### EXERCISE INPUT
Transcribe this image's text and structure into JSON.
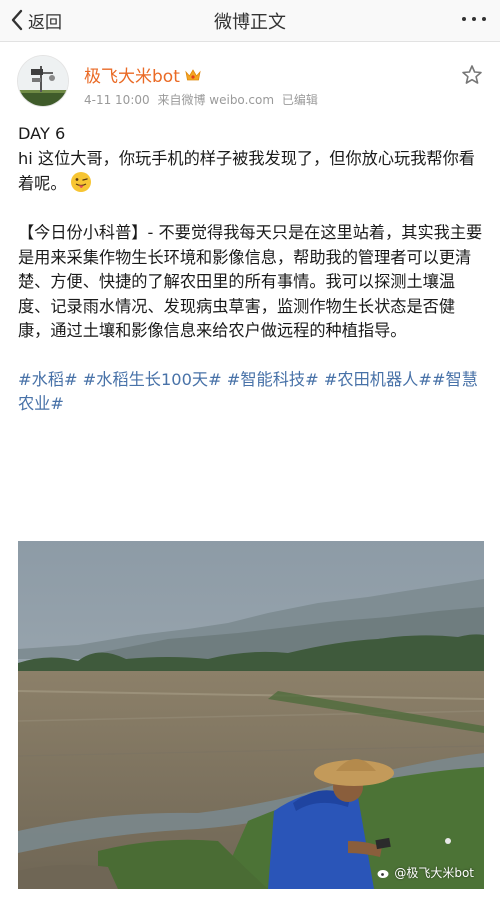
{
  "nav": {
    "back_label": "返回",
    "title": "微博正文"
  },
  "post": {
    "author": "极飞大米bot",
    "date": "4-11 10:00",
    "source": "来自微博 weibo.com",
    "edited": "已编辑",
    "text": {
      "line_day": "DAY 6",
      "para1": "hi 这位大哥，你玩手机的样子被我发现了，但你放心玩我帮你看着呢。",
      "para2": "【今日份小科普】- 不要觉得我每天只是在这里站着，其实我主要是用来采集作物生长环境和影像信息，帮助我的管理者可以更清楚、方便、快捷的了解农田里的所有事情。我可以探测土壤温度、记录雨水情况、发现病虫草害，监测作物生长状态是否健康，通过土壤和影像信息来给农户做远程的种植指导。"
    },
    "tags": [
      "#水稻#",
      "#水稻生长100天#",
      "#智能科技#",
      "#农田机器人#",
      "#智慧农业#"
    ],
    "image": {
      "watermark": "@极飞大米bot"
    }
  },
  "colors": {
    "accent_name": "#ea6a25",
    "link": "#4872a8",
    "meta": "#9a9a9a"
  },
  "icons": {
    "back": "chevron-left-icon",
    "more": "more-dots-icon",
    "crown": "crown-icon",
    "favorite": "star-outline-icon",
    "emoji": "tongue-face-emoji-icon"
  }
}
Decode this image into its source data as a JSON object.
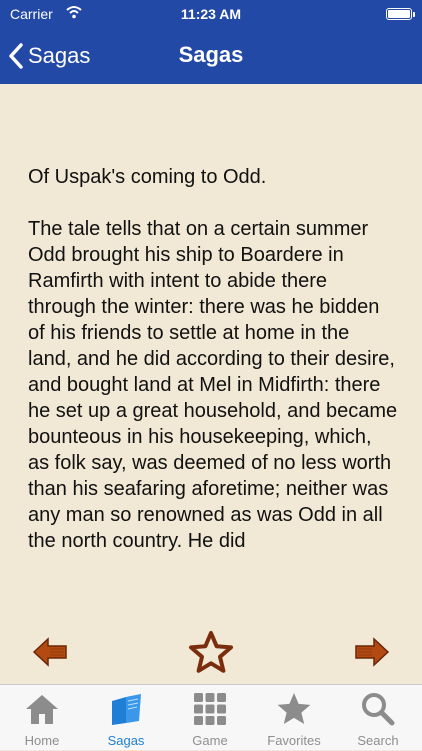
{
  "status_bar": {
    "carrier": "Carrier",
    "time": "11:23 AM"
  },
  "nav": {
    "back_label": "Sagas",
    "title": "Sagas",
    "color": "#2349a6"
  },
  "content": {
    "text": "Of Uspak's coming to Odd.\n\nThe tale tells that on a certain summer Odd brought his ship to Boardere in Ramfirth with intent to abide there through the winter: there was he bidden of his friends to settle at home in the land, and he did according to their desire, and bought land at Mel in Midfirth: there he set up a great household, and became bounteous in his housekeeping, which, as folk say, was deemed of no less worth than his seafaring aforetime; neither was any man so renowned as was Odd in all the north country. He did"
  },
  "actions": {
    "prev_icon": "left-arrow-icon",
    "favorite_icon": "star-outline-icon",
    "next_icon": "right-arrow-icon"
  },
  "tabbar": {
    "active_color": "#1f7fd6",
    "tabs": [
      {
        "label": "Home",
        "icon": "home-icon"
      },
      {
        "label": "Sagas",
        "icon": "book-icon"
      },
      {
        "label": "Game",
        "icon": "grid-icon"
      },
      {
        "label": "Favorites",
        "icon": "star-icon"
      },
      {
        "label": "Search",
        "icon": "magnifier-icon"
      }
    ]
  }
}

### GIVEN TASK
How many of the lines above contain the string "Sagas"? Give the number only.

### RESULT FOR THIS TASK
3